■ **EXERCISE**
Pick out and copy every line below that has the word "含个人应缴纳的五险一金和个人所得税".
+++ DATA EXTRACT +++
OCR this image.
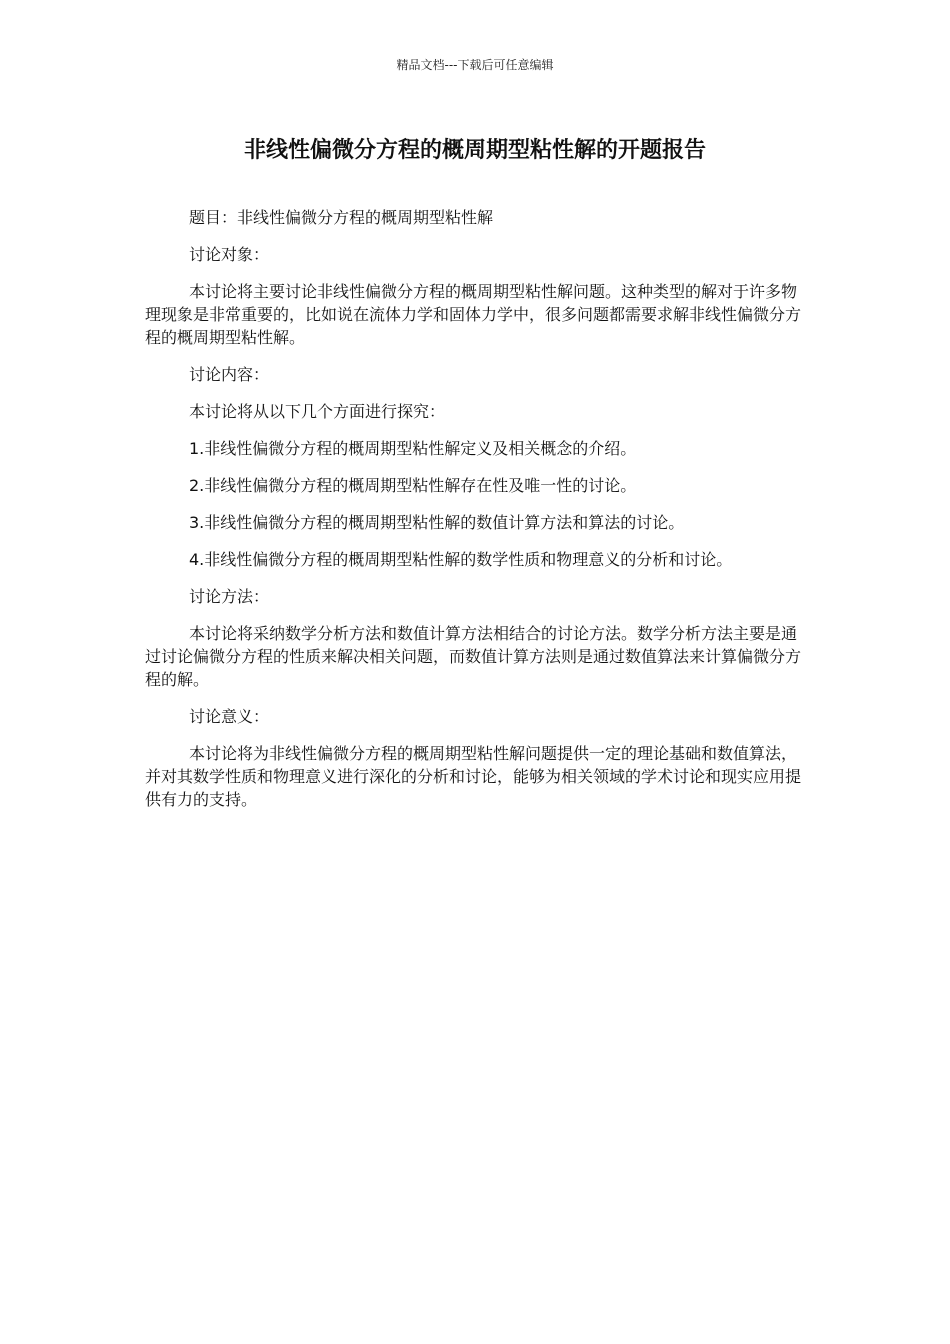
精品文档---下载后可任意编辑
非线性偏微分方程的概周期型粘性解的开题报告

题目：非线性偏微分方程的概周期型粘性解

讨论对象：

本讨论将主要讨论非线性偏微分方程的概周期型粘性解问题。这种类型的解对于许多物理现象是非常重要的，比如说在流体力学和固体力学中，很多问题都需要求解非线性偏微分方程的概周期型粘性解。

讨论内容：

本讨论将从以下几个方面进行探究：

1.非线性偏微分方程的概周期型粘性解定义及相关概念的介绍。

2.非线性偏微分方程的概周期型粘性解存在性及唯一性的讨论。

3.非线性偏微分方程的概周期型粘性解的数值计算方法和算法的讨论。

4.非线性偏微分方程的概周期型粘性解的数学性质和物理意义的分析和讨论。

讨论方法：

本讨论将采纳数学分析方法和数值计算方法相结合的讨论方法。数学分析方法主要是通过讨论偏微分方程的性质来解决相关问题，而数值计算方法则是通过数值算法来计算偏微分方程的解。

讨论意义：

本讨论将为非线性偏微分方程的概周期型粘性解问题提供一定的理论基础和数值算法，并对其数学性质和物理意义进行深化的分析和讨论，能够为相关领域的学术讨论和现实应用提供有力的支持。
+++
+++ DATA EXTRACT +++
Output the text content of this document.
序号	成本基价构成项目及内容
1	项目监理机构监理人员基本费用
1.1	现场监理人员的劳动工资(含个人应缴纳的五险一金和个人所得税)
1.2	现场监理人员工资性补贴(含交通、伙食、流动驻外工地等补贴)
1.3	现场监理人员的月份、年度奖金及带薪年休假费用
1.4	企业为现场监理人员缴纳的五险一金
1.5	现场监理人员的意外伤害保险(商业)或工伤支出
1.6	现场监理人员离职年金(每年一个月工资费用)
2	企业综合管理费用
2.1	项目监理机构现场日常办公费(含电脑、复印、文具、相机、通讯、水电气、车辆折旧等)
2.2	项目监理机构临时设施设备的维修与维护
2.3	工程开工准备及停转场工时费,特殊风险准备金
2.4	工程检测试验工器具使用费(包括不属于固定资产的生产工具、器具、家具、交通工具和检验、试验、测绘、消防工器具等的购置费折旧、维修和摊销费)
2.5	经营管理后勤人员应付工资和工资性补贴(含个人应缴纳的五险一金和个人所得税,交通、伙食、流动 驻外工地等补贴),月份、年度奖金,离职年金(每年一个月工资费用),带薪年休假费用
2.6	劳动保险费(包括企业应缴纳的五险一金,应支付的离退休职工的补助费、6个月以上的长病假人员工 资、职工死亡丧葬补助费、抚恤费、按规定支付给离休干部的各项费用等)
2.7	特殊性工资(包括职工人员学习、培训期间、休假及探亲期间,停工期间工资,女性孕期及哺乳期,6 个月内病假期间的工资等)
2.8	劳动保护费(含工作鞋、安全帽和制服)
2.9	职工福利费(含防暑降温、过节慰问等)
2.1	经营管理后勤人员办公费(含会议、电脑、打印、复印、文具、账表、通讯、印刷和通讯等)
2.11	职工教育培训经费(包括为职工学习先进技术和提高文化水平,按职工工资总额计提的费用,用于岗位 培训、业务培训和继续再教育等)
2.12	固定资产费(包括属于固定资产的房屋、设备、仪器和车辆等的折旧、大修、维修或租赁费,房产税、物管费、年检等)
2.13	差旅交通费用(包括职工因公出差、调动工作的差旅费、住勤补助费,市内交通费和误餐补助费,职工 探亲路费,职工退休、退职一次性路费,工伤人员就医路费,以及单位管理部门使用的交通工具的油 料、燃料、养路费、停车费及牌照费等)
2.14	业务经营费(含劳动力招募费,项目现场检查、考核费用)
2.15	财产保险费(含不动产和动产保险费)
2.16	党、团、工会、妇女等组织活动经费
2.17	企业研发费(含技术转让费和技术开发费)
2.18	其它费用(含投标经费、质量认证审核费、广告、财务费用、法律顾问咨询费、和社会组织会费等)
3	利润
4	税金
+++
■ **EXERCISE RESULT**
1.1	现场监理人员的劳动工资(含个人应缴纳的五险一金和个人所得税)
2.5	经营管理后勤人员应付工资和工资性补贴(含个人应缴纳的五险一金和个人所得税,交通、伙食、流动 驻外工地等补贴),月份、年度奖金,离职年金(每年一个月工资费用),带薪年休假费用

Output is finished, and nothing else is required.